## Start Extracted data
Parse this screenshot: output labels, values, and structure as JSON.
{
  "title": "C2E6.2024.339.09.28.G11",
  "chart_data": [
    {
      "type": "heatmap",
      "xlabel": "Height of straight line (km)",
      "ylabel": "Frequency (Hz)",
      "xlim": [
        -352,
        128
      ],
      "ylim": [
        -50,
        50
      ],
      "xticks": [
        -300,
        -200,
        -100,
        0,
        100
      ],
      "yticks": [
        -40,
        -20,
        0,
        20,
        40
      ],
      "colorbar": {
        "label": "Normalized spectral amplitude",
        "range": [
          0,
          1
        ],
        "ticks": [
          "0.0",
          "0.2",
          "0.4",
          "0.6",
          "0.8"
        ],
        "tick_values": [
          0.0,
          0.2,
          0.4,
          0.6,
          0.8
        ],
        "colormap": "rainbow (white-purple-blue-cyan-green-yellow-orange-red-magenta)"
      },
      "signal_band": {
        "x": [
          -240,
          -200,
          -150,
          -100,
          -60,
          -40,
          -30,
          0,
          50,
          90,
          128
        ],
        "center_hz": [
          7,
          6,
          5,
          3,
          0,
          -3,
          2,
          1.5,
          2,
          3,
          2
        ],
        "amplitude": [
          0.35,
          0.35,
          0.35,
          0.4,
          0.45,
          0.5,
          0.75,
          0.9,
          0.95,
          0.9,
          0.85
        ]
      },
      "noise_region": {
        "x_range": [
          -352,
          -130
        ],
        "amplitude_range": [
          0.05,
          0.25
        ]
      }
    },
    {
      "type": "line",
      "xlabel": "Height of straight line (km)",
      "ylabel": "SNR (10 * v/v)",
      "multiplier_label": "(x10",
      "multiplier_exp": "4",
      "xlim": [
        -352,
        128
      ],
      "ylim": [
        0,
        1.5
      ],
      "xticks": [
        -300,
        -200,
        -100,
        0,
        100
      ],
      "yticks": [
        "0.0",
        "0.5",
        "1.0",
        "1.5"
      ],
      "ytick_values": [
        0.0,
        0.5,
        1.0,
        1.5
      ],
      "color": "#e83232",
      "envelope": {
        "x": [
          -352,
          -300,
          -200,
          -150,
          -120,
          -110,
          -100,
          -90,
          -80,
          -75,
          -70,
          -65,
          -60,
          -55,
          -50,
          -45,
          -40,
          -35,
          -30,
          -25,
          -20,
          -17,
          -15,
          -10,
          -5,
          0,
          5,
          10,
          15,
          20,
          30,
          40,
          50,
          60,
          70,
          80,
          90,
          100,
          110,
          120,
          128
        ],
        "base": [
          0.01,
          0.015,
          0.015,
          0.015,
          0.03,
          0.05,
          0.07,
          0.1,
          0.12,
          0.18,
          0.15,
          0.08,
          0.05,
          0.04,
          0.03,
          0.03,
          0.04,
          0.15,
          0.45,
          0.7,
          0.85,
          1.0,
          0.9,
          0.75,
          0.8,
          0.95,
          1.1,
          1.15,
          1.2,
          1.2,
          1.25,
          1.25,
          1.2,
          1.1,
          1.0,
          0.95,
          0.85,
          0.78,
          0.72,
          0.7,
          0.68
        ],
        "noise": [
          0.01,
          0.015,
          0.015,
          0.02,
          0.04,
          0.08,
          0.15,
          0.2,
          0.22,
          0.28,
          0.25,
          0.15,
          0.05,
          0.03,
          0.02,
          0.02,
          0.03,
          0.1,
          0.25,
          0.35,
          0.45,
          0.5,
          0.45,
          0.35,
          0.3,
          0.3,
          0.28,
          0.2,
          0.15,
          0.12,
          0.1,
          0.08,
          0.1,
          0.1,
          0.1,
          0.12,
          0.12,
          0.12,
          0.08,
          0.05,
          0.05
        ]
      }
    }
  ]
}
## End Extracted data
▸ Stated goal
Give a word-for-word copy of the records.

▸ Right answer
Parse this screenshot: output labels, values, and structure as JSON.
{
  "title": "C2E6.2024.339.09.28.G11",
  "chart_data": [
    {
      "type": "heatmap",
      "xlabel": "Height of straight line (km)",
      "ylabel": "Frequency (Hz)",
      "xlim": [
        -352,
        128
      ],
      "ylim": [
        -50,
        50
      ],
      "xticks": [
        -300,
        -200,
        -100,
        0,
        100
      ],
      "yticks": [
        -40,
        -20,
        0,
        20,
        40
      ],
      "colorbar": {
        "label": "Normalized spectral amplitude",
        "range": [
          0,
          1
        ],
        "ticks": [
          "0.0",
          "0.2",
          "0.4",
          "0.6",
          "0.8"
        ],
        "tick_values": [
          0.0,
          0.2,
          0.4,
          0.6,
          0.8
        ],
        "colormap": "rainbow (white-purple-blue-cyan-green-yellow-orange-red-magenta)"
      },
      "signal_band": {
        "x": [
          -240,
          -200,
          -150,
          -100,
          -60,
          -40,
          -30,
          0,
          50,
          90,
          128
        ],
        "center_hz": [
          7,
          6,
          5,
          3,
          0,
          -3,
          2,
          1.5,
          2,
          3,
          2
        ],
        "amplitude": [
          0.35,
          0.35,
          0.35,
          0.4,
          0.45,
          0.5,
          0.75,
          0.9,
          0.95,
          0.9,
          0.85
        ]
      },
      "noise_region": {
        "x_range": [
          -352,
          -130
        ],
        "amplitude_range": [
          0.05,
          0.25
        ]
      }
    },
    {
      "type": "line",
      "xlabel": "Height of straight line (km)",
      "ylabel": "SNR (10 * v/v)",
      "multiplier_label": "(x10",
      "multiplier_exp": "4",
      "xlim": [
        -352,
        128
      ],
      "ylim": [
        0,
        1.5
      ],
      "xticks": [
        -300,
        -200,
        -100,
        0,
        100
      ],
      "yticks": [
        "0.0",
        "0.5",
        "1.0",
        "1.5"
      ],
      "ytick_values": [
        0.0,
        0.5,
        1.0,
        1.5
      ],
      "color": "#e83232",
      "envelope": {
        "x": [
          -352,
          -300,
          -200,
          -150,
          -120,
          -110,
          -100,
          -90,
          -80,
          -75,
          -70,
          -65,
          -60,
          -55,
          -50,
          -45,
          -40,
          -35,
          -30,
          -25,
          -20,
          -17,
          -15,
          -10,
          -5,
          0,
          5,
          10,
          15,
          20,
          30,
          40,
          50,
          60,
          70,
          80,
          90,
          100,
          110,
          120,
          128
        ],
        "base": [
          0.01,
          0.015,
          0.015,
          0.015,
          0.03,
          0.05,
          0.07,
          0.1,
          0.12,
          0.18,
          0.15,
          0.08,
          0.05,
          0.04,
          0.03,
          0.03,
          0.04,
          0.15,
          0.45,
          0.7,
          0.85,
          1.0,
          0.9,
          0.75,
          0.8,
          0.95,
          1.1,
          1.15,
          1.2,
          1.2,
          1.25,
          1.25,
          1.2,
          1.1,
          1.0,
          0.95,
          0.85,
          0.78,
          0.72,
          0.7,
          0.68
        ],
        "noise": [
          0.01,
          0.015,
          0.015,
          0.02,
          0.04,
          0.08,
          0.15,
          0.2,
          0.22,
          0.28,
          0.25,
          0.15,
          0.05,
          0.03,
          0.02,
          0.02,
          0.03,
          0.1,
          0.25,
          0.35,
          0.45,
          0.5,
          0.45,
          0.35,
          0.3,
          0.3,
          0.28,
          0.2,
          0.15,
          0.12,
          0.1,
          0.08,
          0.1,
          0.1,
          0.1,
          0.12,
          0.12,
          0.12,
          0.08,
          0.05,
          0.05
        ]
      }
    }
  ]
}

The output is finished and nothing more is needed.